> **Problem**
Can you reproduce every line of the entries below verbatim, changing nothing?

> **Dataset rows**
____________
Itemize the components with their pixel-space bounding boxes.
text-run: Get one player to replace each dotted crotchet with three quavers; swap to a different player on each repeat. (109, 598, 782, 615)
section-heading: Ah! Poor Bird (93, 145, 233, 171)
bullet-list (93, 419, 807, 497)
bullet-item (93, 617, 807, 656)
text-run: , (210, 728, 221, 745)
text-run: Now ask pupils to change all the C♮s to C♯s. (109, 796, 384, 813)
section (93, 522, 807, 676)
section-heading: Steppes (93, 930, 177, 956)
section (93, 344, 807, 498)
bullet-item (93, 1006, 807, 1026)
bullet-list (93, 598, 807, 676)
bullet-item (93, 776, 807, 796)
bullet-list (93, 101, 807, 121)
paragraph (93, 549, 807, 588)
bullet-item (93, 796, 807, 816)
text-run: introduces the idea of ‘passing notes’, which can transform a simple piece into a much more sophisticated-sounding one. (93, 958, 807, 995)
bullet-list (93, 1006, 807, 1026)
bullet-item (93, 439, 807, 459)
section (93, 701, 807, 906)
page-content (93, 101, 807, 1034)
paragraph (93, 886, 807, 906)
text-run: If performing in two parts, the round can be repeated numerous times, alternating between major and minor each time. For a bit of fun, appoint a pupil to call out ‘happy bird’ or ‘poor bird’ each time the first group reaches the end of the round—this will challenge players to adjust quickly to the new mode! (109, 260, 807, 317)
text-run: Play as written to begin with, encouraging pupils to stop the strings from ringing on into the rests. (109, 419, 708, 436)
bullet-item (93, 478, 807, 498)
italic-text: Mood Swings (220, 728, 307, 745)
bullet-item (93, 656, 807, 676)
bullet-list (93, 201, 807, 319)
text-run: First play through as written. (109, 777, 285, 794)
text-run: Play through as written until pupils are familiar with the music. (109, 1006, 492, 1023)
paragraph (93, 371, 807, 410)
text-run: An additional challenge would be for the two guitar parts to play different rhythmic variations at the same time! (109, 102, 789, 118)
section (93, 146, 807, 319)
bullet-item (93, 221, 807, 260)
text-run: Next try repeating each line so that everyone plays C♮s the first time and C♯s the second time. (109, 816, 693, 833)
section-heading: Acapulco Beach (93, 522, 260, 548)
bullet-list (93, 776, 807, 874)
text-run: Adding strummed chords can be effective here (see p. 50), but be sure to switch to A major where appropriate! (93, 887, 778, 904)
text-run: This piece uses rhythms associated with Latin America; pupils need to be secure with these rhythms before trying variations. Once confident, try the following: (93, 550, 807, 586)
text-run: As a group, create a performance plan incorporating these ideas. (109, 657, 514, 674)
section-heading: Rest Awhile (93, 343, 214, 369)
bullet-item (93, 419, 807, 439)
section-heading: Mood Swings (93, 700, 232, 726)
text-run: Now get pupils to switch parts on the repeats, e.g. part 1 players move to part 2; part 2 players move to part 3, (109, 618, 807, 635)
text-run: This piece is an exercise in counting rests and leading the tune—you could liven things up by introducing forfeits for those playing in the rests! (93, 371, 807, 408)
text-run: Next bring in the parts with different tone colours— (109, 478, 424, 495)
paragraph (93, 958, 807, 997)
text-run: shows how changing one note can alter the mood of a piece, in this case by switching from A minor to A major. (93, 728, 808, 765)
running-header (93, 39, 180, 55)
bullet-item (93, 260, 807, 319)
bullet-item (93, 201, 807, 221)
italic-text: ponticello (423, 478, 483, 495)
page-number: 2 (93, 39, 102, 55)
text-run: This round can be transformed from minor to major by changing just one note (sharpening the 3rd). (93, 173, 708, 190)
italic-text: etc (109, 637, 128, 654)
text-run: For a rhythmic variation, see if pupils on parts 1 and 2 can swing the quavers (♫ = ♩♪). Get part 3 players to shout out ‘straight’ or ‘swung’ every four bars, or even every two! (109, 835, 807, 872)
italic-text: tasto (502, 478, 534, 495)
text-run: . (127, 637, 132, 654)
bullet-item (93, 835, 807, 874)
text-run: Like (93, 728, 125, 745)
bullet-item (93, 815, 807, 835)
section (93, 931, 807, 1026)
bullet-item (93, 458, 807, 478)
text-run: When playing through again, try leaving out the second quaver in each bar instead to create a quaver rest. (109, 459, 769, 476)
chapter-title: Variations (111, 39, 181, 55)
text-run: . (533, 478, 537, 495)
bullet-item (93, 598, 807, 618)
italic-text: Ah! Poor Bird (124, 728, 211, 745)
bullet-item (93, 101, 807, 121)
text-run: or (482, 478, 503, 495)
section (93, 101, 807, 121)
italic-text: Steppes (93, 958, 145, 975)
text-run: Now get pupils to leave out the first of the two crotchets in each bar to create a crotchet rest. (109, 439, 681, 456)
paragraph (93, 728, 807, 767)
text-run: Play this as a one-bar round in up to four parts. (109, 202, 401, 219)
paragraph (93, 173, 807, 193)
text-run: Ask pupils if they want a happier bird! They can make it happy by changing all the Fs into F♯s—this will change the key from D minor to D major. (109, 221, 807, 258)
____________
> **Solution for this task**
Itemize the components with their pixel-space bounding boxes.
text-run: Get one player to replace each dotted crotchet with three quavers; swap to a different player on each repeat. (109, 598, 782, 615)
section-heading: Ah! Poor Bird (93, 145, 233, 171)
bullet-list (93, 419, 807, 497)
bullet-item (93, 617, 807, 656)
text-run: , (210, 728, 221, 745)
text-run: Now ask pupils to change all the C♮s to C♯s. (109, 796, 384, 813)
section (93, 522, 807, 676)
section-heading: Steppes (93, 930, 177, 956)
section (93, 344, 807, 498)
bullet-item (93, 1006, 807, 1026)
bullet-list (93, 598, 807, 676)
bullet-item (93, 776, 807, 796)
bullet-list (93, 101, 807, 121)
paragraph (93, 549, 807, 588)
bullet-item (93, 796, 807, 816)
text-run: introduces the idea of ‘passing notes’, which can transform a simple piece into a much more sophisticated-sounding one. (93, 958, 807, 995)
bullet-list (93, 1006, 807, 1026)
bullet-item (93, 439, 807, 459)
section (93, 701, 807, 906)
page-content (93, 101, 807, 1034)
paragraph (93, 886, 807, 906)
text-run: If performing in two parts, the round can be repeated numerous times, alternating between major and minor each time. For a bit of fun, appoint a pupil to call out ‘happy bird’ or ‘poor bird’ each time the first group reaches the end of the round—this will challenge players to adjust quickly to the new mode! (109, 260, 807, 317)
text-run: Play as written to begin with, encouraging pupils to stop the strings from ringing on into the rests. (109, 419, 708, 436)
bullet-item (93, 478, 807, 498)
italic-text: Mood Swings (220, 728, 307, 745)
bullet-item (93, 656, 807, 676)
bullet-list (93, 201, 807, 319)
text-run: First play through as written. (109, 777, 285, 794)
text-run: Play through as written until pupils are familiar with the music. (109, 1006, 492, 1023)
paragraph (93, 371, 807, 410)
text-run: An additional challenge would be for the two guitar parts to play different rhythmic variations at the same time! (109, 102, 789, 118)
section (93, 146, 807, 319)
bullet-item (93, 221, 807, 260)
text-run: Next try repeating each line so that everyone plays C♮s the first time and C♯s the second time. (109, 816, 693, 833)
section-heading: Acapulco Beach (93, 522, 260, 548)
bullet-list (93, 776, 807, 874)
text-run: Adding strummed chords can be effective here (see p. 50), but be sure to switch to A major where appropriate! (93, 887, 778, 904)
text-run: This piece uses rhythms associated with Latin America; pupils need to be secure with these rhythms before trying variations. Once confident, try the following: (93, 550, 807, 586)
text-run: As a group, create a performance plan incorporating these ideas. (109, 657, 514, 674)
section-heading: Rest Awhile (93, 343, 214, 369)
bullet-item (93, 419, 807, 439)
section-heading: Mood Swings (93, 700, 232, 726)
text-run: Now get pupils to switch parts on the repeats, e.g. part 1 players move to part 2; part 2 players move to part 3, (109, 618, 807, 635)
text-run: This piece is an exercise in counting rests and leading the tune—you could liven things up by introducing forfeits for those playing in the rests! (93, 371, 807, 408)
text-run: Next bring in the parts with different tone colours— (109, 478, 424, 495)
paragraph (93, 958, 807, 997)
text-run: shows how changing one note can alter the mood of a piece, in this case by switching from A minor to A major. (93, 728, 808, 765)
running-header (93, 39, 180, 55)
bullet-item (93, 260, 807, 319)
bullet-item (93, 201, 807, 221)
italic-text: ponticello (423, 478, 483, 495)
page-number: 2 (93, 39, 102, 55)
text-run: This round can be transformed from minor to major by changing just one note (sharpening the 3rd). (93, 173, 708, 190)
italic-text: etc (109, 637, 128, 654)
text-run: For a rhythmic variation, see if pupils on parts 1 and 2 can swing the quavers (♫ = ♩♪). Get part 3 players to shout out ‘straight’ or ‘swung’ every four bars, or even every two! (109, 835, 807, 872)
italic-text: tasto (502, 478, 534, 495)
text-run: . (127, 637, 132, 654)
bullet-item (93, 835, 807, 874)
text-run: Like (93, 728, 125, 745)
bullet-item (93, 815, 807, 835)
section (93, 931, 807, 1026)
bullet-item (93, 458, 807, 478)
text-run: When playing through again, try leaving out the second quaver in each bar instead to create a quaver rest. (109, 459, 769, 476)
chapter-title: Variations (111, 39, 181, 55)
text-run: . (533, 478, 537, 495)
bullet-item (93, 598, 807, 618)
italic-text: Ah! Poor Bird (124, 728, 211, 745)
bullet-item (93, 101, 807, 121)
text-run: or (482, 478, 503, 495)
section (93, 101, 807, 121)
italic-text: Steppes (93, 958, 145, 975)
text-run: Now get pupils to leave out the first of the two crotchets in each bar to create a crotchet rest. (109, 439, 681, 456)
paragraph (93, 728, 807, 767)
text-run: Play this as a one-bar round in up to four parts. (109, 202, 401, 219)
paragraph (93, 173, 807, 193)
text-run: Ask pupils if they want a happier bird! They can make it happy by changing all the Fs into F♯s—this will change the key from D minor to D major. (109, 221, 807, 258)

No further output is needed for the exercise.